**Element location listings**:
##############################

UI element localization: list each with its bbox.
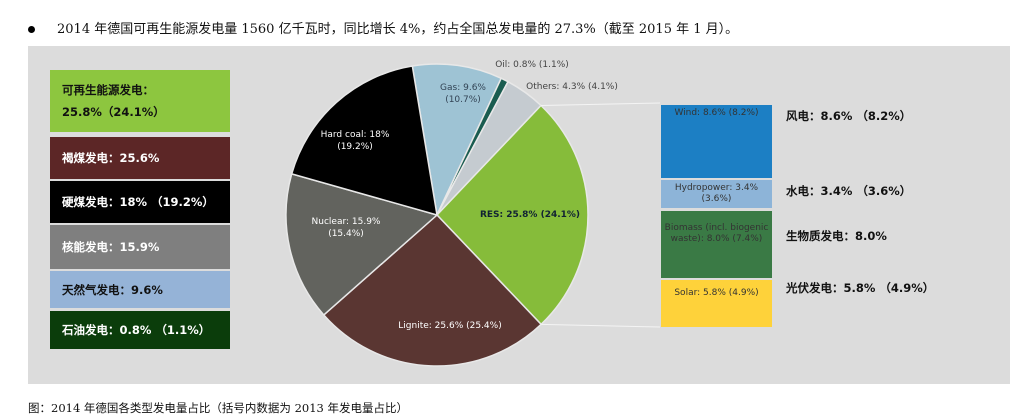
bullet-icon — [28, 26, 35, 33]
legend-box: 褐煤发电：25.6% — [50, 137, 230, 179]
pie-label: Gas: 9.6% — [440, 83, 486, 93]
res-box-label: Hydropower: 3.4% — [674, 183, 759, 193]
legend-box: 天然气发电：9.6% — [50, 271, 230, 308]
legend-box: 核能发电：15.9% — [50, 225, 230, 269]
headline: 2014 年德国可再生能源发电量 1560 亿千瓦时，同比增长 4%，约占全国总… — [28, 18, 738, 37]
pie-label: Oil: 0.8% (1.1%) — [495, 60, 569, 70]
pie-label: Hard coal: 18% — [321, 130, 390, 140]
res-cn-label: 风电：8.6% （8.2%） — [786, 109, 912, 123]
legend-box: 硬煤发电：18% （19.2%） — [50, 181, 230, 223]
pie-label: (10.7%) — [445, 95, 481, 105]
res-cn-label: 生物质发电：8.0% — [786, 229, 887, 243]
res-box-label: waste): 8.0% (7.4%) — [670, 234, 763, 244]
res-box-hydropower: Hydropower: 3.4% (3.6%) — [661, 180, 772, 208]
connector-line — [541, 323, 661, 328]
pie-slice-gas — [411, 63, 503, 218]
headline-text: 2014 年德国可再生能源发电量 1560 亿千瓦时，同比增长 4%，约占全国总… — [57, 22, 739, 37]
res-box-biomass: Biomass (incl. biogenic waste): 8.0% (7.4… — [661, 211, 772, 278]
res-box-label: Wind: 8.6% (8.2%) — [674, 108, 759, 118]
res-box-label: (3.6%) — [701, 194, 732, 204]
pie-label: (19.2%) — [337, 142, 373, 152]
res-box-label: Solar: 5.8% (4.9%) — [674, 288, 759, 298]
pie-label: Nuclear: 15.9% — [312, 217, 381, 227]
connector-line — [540, 102, 661, 107]
res-box-label: Biomass (incl. biogenic — [664, 223, 769, 233]
pie-slice-hard-coal — [290, 65, 438, 217]
pie-slice-lignite — [322, 213, 543, 367]
legend-box: 可再生能源发电：25.8%（24.1%） — [50, 70, 230, 132]
res-box-wind: Wind: 8.6% (8.2%) — [661, 105, 772, 178]
pie-label: Lignite: 25.6% (25.4%) — [398, 321, 501, 331]
pie-slice-nuclear — [285, 172, 439, 316]
res-cn-label: 水电：3.4% （3.6%） — [786, 184, 912, 198]
pie-label: Others: 4.3% (4.1%) — [526, 82, 618, 92]
res-cn-label: 光伏发电：5.8% （4.9%） — [786, 281, 935, 295]
pie-label: RES: 25.8% (24.1%) — [480, 210, 580, 220]
pie-slice-res — [435, 104, 589, 326]
pie-label: (15.4%) — [328, 229, 364, 239]
caption: 图：2014 年德国各类型发电量占比（括号内数据为 2013 年发电量占比） — [28, 401, 408, 415]
res-box-solar: Solar: 5.8% (4.9%) — [661, 280, 772, 327]
legend-box: 石油发电：0.8% （1.1%） — [50, 311, 230, 349]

##############################

**PROBLEM STATEMENT**: Edit the rows above so that every "pie-label" becomes "chart-label", with all else left as it is. Leave the pictures out of your answer.

**SOLUTION FOR THIS TASK**:
UI element localization: list each with its bbox.
bullet-icon — [28, 26, 35, 33]
legend-box: 褐煤发电：25.6% — [50, 137, 230, 179]
chart-label: Gas: 9.6% — [440, 83, 486, 93]
res-box-label: Hydropower: 3.4% — [674, 183, 759, 193]
legend-box: 天然气发电：9.6% — [50, 271, 230, 308]
legend-box: 核能发电：15.9% — [50, 225, 230, 269]
headline: 2014 年德国可再生能源发电量 1560 亿千瓦时，同比增长 4%，约占全国总… — [28, 18, 738, 37]
chart-label: Oil: 0.8% (1.1%) — [495, 60, 569, 70]
chart-label: Hard coal: 18% — [321, 130, 390, 140]
res-cn-label: 风电：8.6% （8.2%） — [786, 109, 912, 123]
legend-box: 硬煤发电：18% （19.2%） — [50, 181, 230, 223]
chart-label: (10.7%) — [445, 95, 481, 105]
res-cn-label: 生物质发电：8.0% — [786, 229, 887, 243]
res-box-label: waste): 8.0% (7.4%) — [670, 234, 763, 244]
res-box-hydropower: Hydropower: 3.4% (3.6%) — [661, 180, 772, 208]
connector-line — [541, 323, 661, 328]
pie-slice-gas — [411, 63, 503, 218]
headline-text: 2014 年德国可再生能源发电量 1560 亿千瓦时，同比增长 4%，约占全国总… — [57, 22, 739, 37]
res-box-biomass: Biomass (incl. biogenic waste): 8.0% (7.4… — [661, 211, 772, 278]
res-box-label: Wind: 8.6% (8.2%) — [674, 108, 759, 118]
res-box-label: (3.6%) — [701, 194, 732, 204]
chart-label: (19.2%) — [337, 142, 373, 152]
res-box-label: Solar: 5.8% (4.9%) — [674, 288, 759, 298]
chart-label: Nuclear: 15.9% — [312, 217, 381, 227]
connector-line — [540, 102, 661, 107]
res-box-label: Biomass (incl. biogenic — [664, 223, 769, 233]
pie-slice-hard-coal — [290, 65, 438, 217]
pie-slice-lignite — [322, 213, 543, 367]
legend-box: 可再生能源发电：25.8%（24.1%） — [50, 70, 230, 132]
res-box-wind: Wind: 8.6% (8.2%) — [661, 105, 772, 178]
chart-label: Lignite: 25.6% (25.4%) — [398, 321, 501, 331]
pie-slice-nuclear — [285, 172, 439, 316]
res-cn-label: 水电：3.4% （3.6%） — [786, 184, 912, 198]
chart-label: Others: 4.3% (4.1%) — [526, 82, 618, 92]
res-cn-label: 光伏发电：5.8% （4.9%） — [786, 281, 935, 295]
chart-label: RES: 25.8% (24.1%) — [480, 210, 580, 220]
pie-slice-res — [435, 104, 589, 326]
chart-label: (15.4%) — [328, 229, 364, 239]
caption: 图：2014 年德国各类型发电量占比（括号内数据为 2013 年发电量占比） — [28, 401, 408, 415]
res-box-solar: Solar: 5.8% (4.9%) — [661, 280, 772, 327]
legend-box: 石油发电：0.8% （1.1%） — [50, 311, 230, 349]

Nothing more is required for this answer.